◆ Data to process ◆

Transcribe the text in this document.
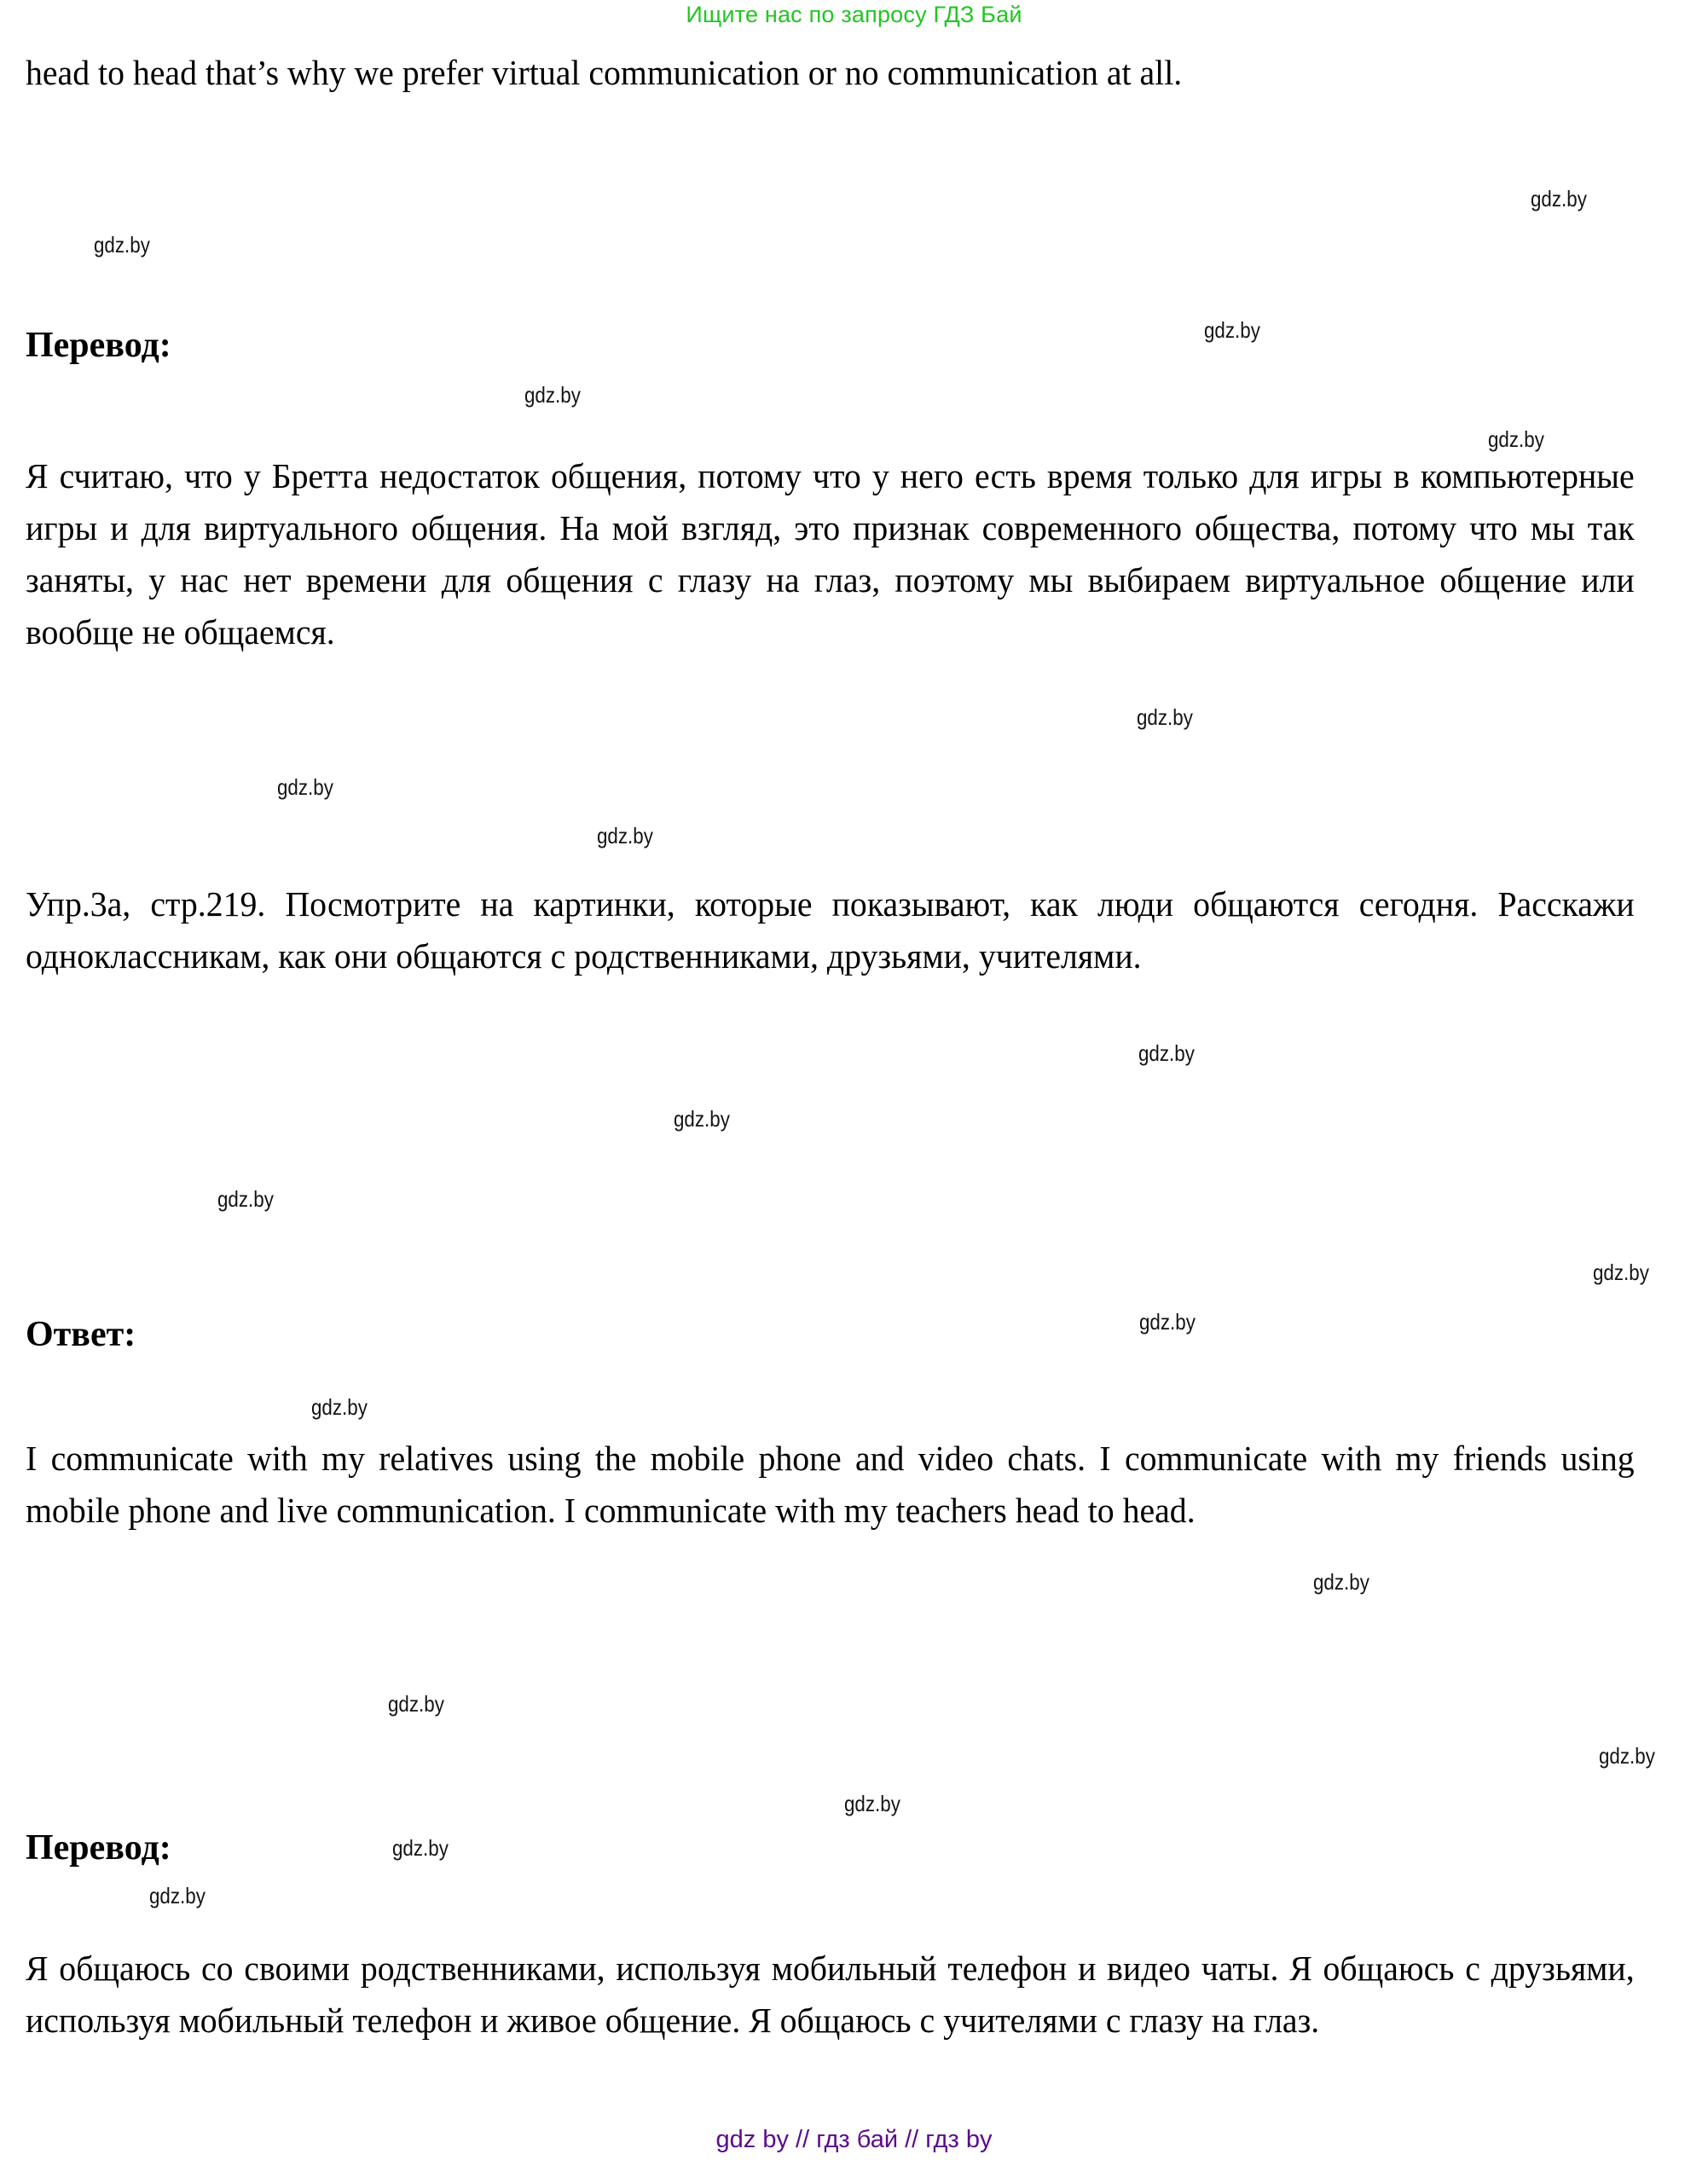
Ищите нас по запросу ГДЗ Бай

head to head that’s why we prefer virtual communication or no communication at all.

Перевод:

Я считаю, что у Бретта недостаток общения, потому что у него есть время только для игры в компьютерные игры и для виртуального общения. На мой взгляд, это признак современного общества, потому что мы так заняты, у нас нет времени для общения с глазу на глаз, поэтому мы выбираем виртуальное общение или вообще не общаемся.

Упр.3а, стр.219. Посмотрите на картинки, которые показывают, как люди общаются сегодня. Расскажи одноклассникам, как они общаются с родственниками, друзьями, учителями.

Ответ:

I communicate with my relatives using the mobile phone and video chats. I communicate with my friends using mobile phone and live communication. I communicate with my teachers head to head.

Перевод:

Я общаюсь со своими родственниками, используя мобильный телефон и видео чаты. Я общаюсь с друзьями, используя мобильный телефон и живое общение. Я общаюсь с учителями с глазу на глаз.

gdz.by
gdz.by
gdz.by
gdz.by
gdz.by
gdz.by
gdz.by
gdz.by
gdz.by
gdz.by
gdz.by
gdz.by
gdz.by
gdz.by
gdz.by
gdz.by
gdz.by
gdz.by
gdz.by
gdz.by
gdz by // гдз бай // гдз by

◆ Exercise ◆
Repeat the material above in full and exactly, apart from the pictures.

◆ The response ◆
Transcribe the text in this document.
Ищите нас по запросу ГДЗ Бай

head to head that’s why we prefer virtual communication or no communication at all.

Перевод:

Я считаю, что у Бретта недостаток общения, потому что у него есть время только для игры в компьютерные игры и для виртуального общения. На мой взгляд, это признак современного общества, потому что мы так заняты, у нас нет времени для общения с глазу на глаз, поэтому мы выбираем виртуальное общение или вообще не общаемся.

Упр.3а, стр.219. Посмотрите на картинки, которые показывают, как люди общаются сегодня. Расскажи одноклассникам, как они общаются с родственниками, друзьями, учителями.

Ответ:

I communicate with my relatives using the mobile phone and video chats. I communicate with my friends using mobile phone and live communication. I communicate with my teachers head to head.

Перевод:

Я общаюсь со своими родственниками, используя мобильный телефон и видео чаты. Я общаюсь с друзьями, используя мобильный телефон и живое общение. Я общаюсь с учителями с глазу на глаз.

gdz.by
gdz.by
gdz.by
gdz.by
gdz.by
gdz.by
gdz.by
gdz.by
gdz.by
gdz.by
gdz.by
gdz.by
gdz.by
gdz.by
gdz.by
gdz.by
gdz.by
gdz.by
gdz.by
gdz.by
gdz by // гдз бай // гдз by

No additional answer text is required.